» Task prompt: Find each line with the string "language" and report it.

[Items from a dataset]
•••
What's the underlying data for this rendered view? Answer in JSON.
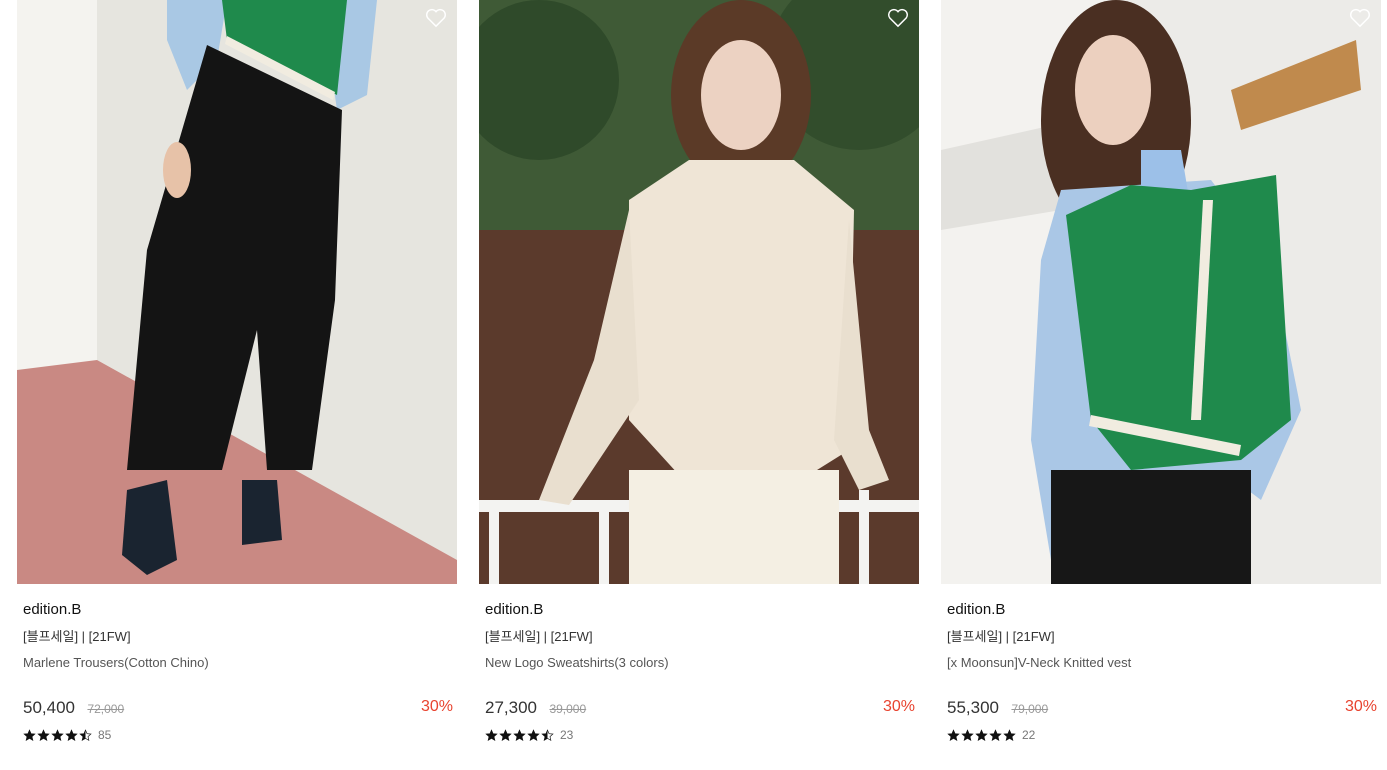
{
  "products": [
    {
      "brand": "edition.B",
      "tags": "[블프세일] | [21FW]",
      "name": "Marlene Trousers(Cotton Chino)",
      "price": "50,400",
      "original_price": "72,000",
      "discount": "30%",
      "rating": 4.5,
      "review_count": "85"
    },
    {
      "brand": "edition.B",
      "tags": "[블프세일] | [21FW]",
      "name": "New Logo Sweatshirts(3 colors)",
      "price": "27,300",
      "original_price": "39,000",
      "discount": "30%",
      "rating": 4.5,
      "review_count": "23"
    },
    {
      "brand": "edition.B",
      "tags": "[블프세일] | [21FW]",
      "name": "[x Moonsun]V-Neck Knitted vest",
      "price": "55,300",
      "original_price": "79,000",
      "discount": "30%",
      "rating": 5,
      "review_count": "22"
    }
  ],
  "colors": {
    "discount": "#e8432f",
    "price": "#333333",
    "star": "#111111"
  },
  "icons": {
    "wishlist": "heart-outline-icon",
    "rating": "star-icon"
  }
}
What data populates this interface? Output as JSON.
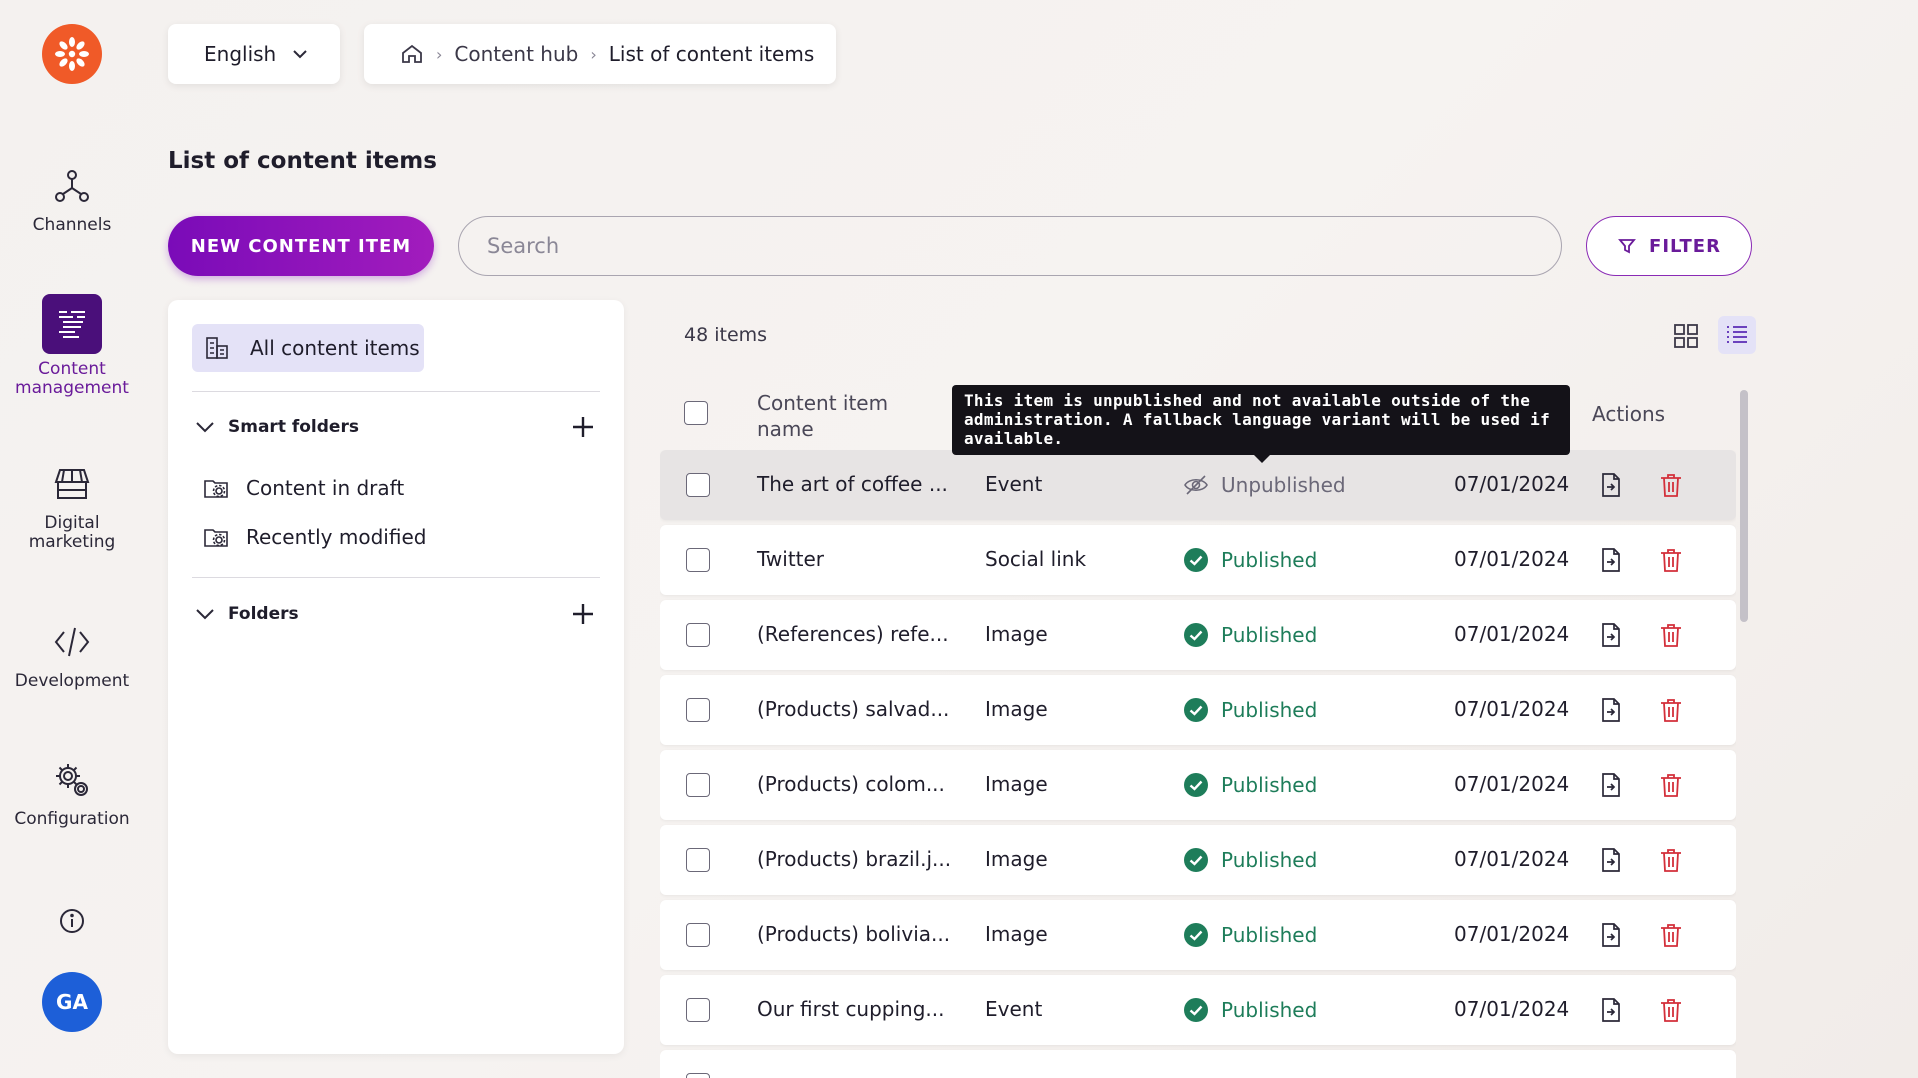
{
  "rail": {
    "items": [
      {
        "label": "Channels",
        "icon": "channels-icon"
      },
      {
        "label": "Content\nmanagement",
        "icon": "content-management-icon",
        "active": true
      },
      {
        "label": "Digital\nmarketing",
        "icon": "digital-marketing-icon"
      },
      {
        "label": "Development",
        "icon": "code-icon"
      },
      {
        "label": "Configuration",
        "icon": "gear-icon"
      }
    ],
    "avatar": "GA"
  },
  "topbar": {
    "language": "English",
    "breadcrumb": [
      "Content hub",
      "List of content items"
    ]
  },
  "page": {
    "title": "List of content items",
    "new_button": "NEW CONTENT ITEM",
    "search_placeholder": "Search",
    "filter_button": "FILTER"
  },
  "panel": {
    "all_items": "All content items",
    "smart_folders_title": "Smart folders",
    "smart_folders": [
      "Content in draft",
      "Recently modified"
    ],
    "folders_title": "Folders"
  },
  "list": {
    "count": "48 items",
    "columns": {
      "name": "Content item\nname",
      "actions": "Actions"
    },
    "tooltip": "This item is unpublished and not available outside of the administration. A fallback language variant will be used if available.",
    "rows": [
      {
        "name": "The art of coffee ...",
        "type": "Event",
        "status": "Unpublished",
        "date": "07/01/2024"
      },
      {
        "name": "Twitter",
        "type": "Social link",
        "status": "Published",
        "date": "07/01/2024"
      },
      {
        "name": "(References) refe...",
        "type": "Image",
        "status": "Published",
        "date": "07/01/2024"
      },
      {
        "name": "(Products) salvad...",
        "type": "Image",
        "status": "Published",
        "date": "07/01/2024"
      },
      {
        "name": "(Products) colom...",
        "type": "Image",
        "status": "Published",
        "date": "07/01/2024"
      },
      {
        "name": "(Products) brazil.j...",
        "type": "Image",
        "status": "Published",
        "date": "07/01/2024"
      },
      {
        "name": "(Products) bolivia...",
        "type": "Image",
        "status": "Published",
        "date": "07/01/2024"
      },
      {
        "name": "Our first cupping...",
        "type": "Event",
        "status": "Published",
        "date": "07/01/2024"
      }
    ]
  },
  "colors": {
    "accent": "#7a0bb8",
    "published": "#1e7d5a",
    "delete": "#d32f3a",
    "brand_logo": "#f05a28"
  }
}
•••
» Response to this exercise:
    "language": "English",
    "tooltip": "This item is unpublished and not available outside of the administration. A fallback language variant will be used if available.",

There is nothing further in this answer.